**Extract**.
4. **Composite Index (order matters!)**
   CREATE INDEX idx_multi ON table(col1, col2, col3);
   → Works for: col1 | col1,col2 | col1,col2,col3
   → NOT for: col2 | col3 | col2,col3

5. **Covering Index**
   CREATE INDEX idx_covering ON table(filter_col) INCLUDE (select_cols);
   → Index contains all needed columns
   → Fastest possible (index-only scan)

### When NOT to Index:

- Small tables (< 1000 rows)
- Columns with low cardinality (few distinct values)
- Frequently updated columns
- Large text/blob columns

---

## Query Optimization Checklist

Performance Issues:
[ ] Check EXPLAIN plan
[ ] Look for table scans (Seq Scan, ALL, COLLSCAN)

**Exercises**.
[A] Please set down the stretch of the indexing guide from "5. **Covering Index**" through "(few distinct values)", word for word.
[B] According to the indexing guide, what row count makes a table small enough that it shouldn't be indexed?
[C] Write what comes next in the indexing guide, picking up after its last line.
The material after this point isn't needed for anything here.

**Data lines**.
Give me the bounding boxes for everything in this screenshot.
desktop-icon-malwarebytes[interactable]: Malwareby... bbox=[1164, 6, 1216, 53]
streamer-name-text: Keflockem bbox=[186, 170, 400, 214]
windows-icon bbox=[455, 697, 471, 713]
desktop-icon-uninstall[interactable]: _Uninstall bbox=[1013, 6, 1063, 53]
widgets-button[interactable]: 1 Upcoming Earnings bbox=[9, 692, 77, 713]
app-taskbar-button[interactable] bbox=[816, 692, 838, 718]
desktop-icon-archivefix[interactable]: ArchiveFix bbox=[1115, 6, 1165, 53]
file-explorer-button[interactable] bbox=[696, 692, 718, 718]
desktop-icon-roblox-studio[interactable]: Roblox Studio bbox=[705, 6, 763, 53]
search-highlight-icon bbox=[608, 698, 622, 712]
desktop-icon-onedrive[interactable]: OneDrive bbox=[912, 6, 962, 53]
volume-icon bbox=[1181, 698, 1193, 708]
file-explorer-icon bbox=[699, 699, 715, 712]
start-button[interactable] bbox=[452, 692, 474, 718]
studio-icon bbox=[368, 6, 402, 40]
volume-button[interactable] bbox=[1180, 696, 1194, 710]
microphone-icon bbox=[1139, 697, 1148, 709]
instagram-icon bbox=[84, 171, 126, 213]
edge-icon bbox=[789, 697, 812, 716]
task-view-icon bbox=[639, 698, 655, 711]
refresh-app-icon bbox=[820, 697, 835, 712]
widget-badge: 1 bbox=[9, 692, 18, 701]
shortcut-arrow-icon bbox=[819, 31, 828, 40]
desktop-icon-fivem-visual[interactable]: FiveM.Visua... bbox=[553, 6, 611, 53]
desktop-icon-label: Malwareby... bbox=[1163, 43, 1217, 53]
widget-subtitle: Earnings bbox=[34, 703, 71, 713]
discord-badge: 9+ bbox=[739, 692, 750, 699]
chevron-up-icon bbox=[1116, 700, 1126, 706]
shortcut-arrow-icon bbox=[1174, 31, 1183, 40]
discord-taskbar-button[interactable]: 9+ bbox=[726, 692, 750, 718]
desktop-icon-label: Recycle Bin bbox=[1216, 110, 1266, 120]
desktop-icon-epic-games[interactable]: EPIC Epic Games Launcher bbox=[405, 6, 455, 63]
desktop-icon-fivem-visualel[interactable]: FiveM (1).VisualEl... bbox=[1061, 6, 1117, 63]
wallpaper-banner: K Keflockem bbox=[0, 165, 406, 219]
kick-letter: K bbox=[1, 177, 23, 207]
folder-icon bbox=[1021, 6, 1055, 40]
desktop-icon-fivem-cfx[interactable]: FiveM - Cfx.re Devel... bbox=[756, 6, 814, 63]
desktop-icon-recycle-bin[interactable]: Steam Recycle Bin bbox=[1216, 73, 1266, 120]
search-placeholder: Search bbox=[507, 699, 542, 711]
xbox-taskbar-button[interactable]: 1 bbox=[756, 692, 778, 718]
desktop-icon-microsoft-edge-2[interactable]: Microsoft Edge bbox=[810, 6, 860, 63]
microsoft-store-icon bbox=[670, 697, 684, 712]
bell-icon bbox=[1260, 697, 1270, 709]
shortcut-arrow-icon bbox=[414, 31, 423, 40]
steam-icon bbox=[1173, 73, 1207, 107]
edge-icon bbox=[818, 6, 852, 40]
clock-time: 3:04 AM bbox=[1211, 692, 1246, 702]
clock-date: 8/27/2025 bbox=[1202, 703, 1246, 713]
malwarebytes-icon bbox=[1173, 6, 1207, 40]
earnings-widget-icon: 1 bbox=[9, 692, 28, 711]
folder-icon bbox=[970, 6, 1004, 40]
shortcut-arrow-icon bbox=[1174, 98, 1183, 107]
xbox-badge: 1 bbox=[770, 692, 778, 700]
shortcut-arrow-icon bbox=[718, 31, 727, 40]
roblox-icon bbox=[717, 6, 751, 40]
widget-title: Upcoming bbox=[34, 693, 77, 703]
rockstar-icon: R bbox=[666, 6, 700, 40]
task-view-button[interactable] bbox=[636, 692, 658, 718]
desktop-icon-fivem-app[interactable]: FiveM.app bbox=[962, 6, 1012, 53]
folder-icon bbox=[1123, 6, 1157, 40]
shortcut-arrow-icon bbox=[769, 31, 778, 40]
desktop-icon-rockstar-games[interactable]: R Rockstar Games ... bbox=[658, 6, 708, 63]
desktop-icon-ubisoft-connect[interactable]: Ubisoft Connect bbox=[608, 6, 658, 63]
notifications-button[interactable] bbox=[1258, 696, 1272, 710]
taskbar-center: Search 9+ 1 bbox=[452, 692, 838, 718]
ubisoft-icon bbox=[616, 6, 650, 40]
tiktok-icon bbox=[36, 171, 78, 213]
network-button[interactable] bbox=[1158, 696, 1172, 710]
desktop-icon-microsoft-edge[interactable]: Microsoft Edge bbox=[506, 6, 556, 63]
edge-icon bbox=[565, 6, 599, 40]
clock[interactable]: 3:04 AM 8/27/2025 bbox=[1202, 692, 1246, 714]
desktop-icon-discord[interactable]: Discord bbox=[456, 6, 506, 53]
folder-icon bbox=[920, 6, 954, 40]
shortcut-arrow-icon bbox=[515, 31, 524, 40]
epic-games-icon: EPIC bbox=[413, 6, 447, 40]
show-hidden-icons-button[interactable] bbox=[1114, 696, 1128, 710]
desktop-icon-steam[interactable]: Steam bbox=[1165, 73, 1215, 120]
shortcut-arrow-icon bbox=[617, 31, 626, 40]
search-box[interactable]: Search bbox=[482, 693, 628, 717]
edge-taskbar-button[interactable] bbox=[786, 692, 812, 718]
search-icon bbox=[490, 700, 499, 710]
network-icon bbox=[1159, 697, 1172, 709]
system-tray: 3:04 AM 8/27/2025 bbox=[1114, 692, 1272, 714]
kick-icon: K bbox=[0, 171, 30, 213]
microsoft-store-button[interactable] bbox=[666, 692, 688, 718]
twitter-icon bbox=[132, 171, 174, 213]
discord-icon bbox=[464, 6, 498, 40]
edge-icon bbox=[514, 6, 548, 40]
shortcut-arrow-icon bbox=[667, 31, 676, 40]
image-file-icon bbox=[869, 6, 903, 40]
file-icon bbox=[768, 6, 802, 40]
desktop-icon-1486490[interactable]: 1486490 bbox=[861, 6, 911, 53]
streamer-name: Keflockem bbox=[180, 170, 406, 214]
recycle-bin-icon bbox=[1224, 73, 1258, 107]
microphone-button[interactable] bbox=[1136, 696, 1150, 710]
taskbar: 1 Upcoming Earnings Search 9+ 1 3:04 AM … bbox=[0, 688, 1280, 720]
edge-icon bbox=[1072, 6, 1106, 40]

**Outputs in order**.
[A]
5. **Covering Index**
   CREATE INDEX idx_covering ON table(filter_col) INCLUDE (select_cols);
   → Index contains all needed columns
   → Fastest possible (index-only scan)

### When NOT to Index:

- Small tables (< 1000 rows)
- Columns with low cardinality (few distinct values)

[B] Fewer than 1000 rows.

[C]
[ ] Identify missing indexes
[ ] Check JOIN types (Nested Loop on large tables)
[ ] Look for filesort or temporary tables
[ ] Verify index usage (Using index)

Optimizations:
[ ] Create indexes on WHERE columns
[ ] Create indexes on JOIN columns
[ ] Use composite indexes (correct order)
[ ] Add covering indexes for frequent queries
[ ] Use LIMIT to reduce result set
[ ] Avoid SELECT * (select only needed columns)
[ ] Avoid functions on indexed columns
[ ] Use EXISTS instead of IN (subqueries)
[ ] Filter early (before JOIN)
[ ] Use appropriate JOIN type

Monitoring:
[ ] Run EXPLAIN ANALYZE before optimization
[ ] Create indexes
[ ] Run EXPLAIN ANALYZE after optimization
[ ] Compare execution time and cost
[ ] Test with production-like data volume
[ ] Monitor slow query log

---

## Example Optimization

### Before (Slow)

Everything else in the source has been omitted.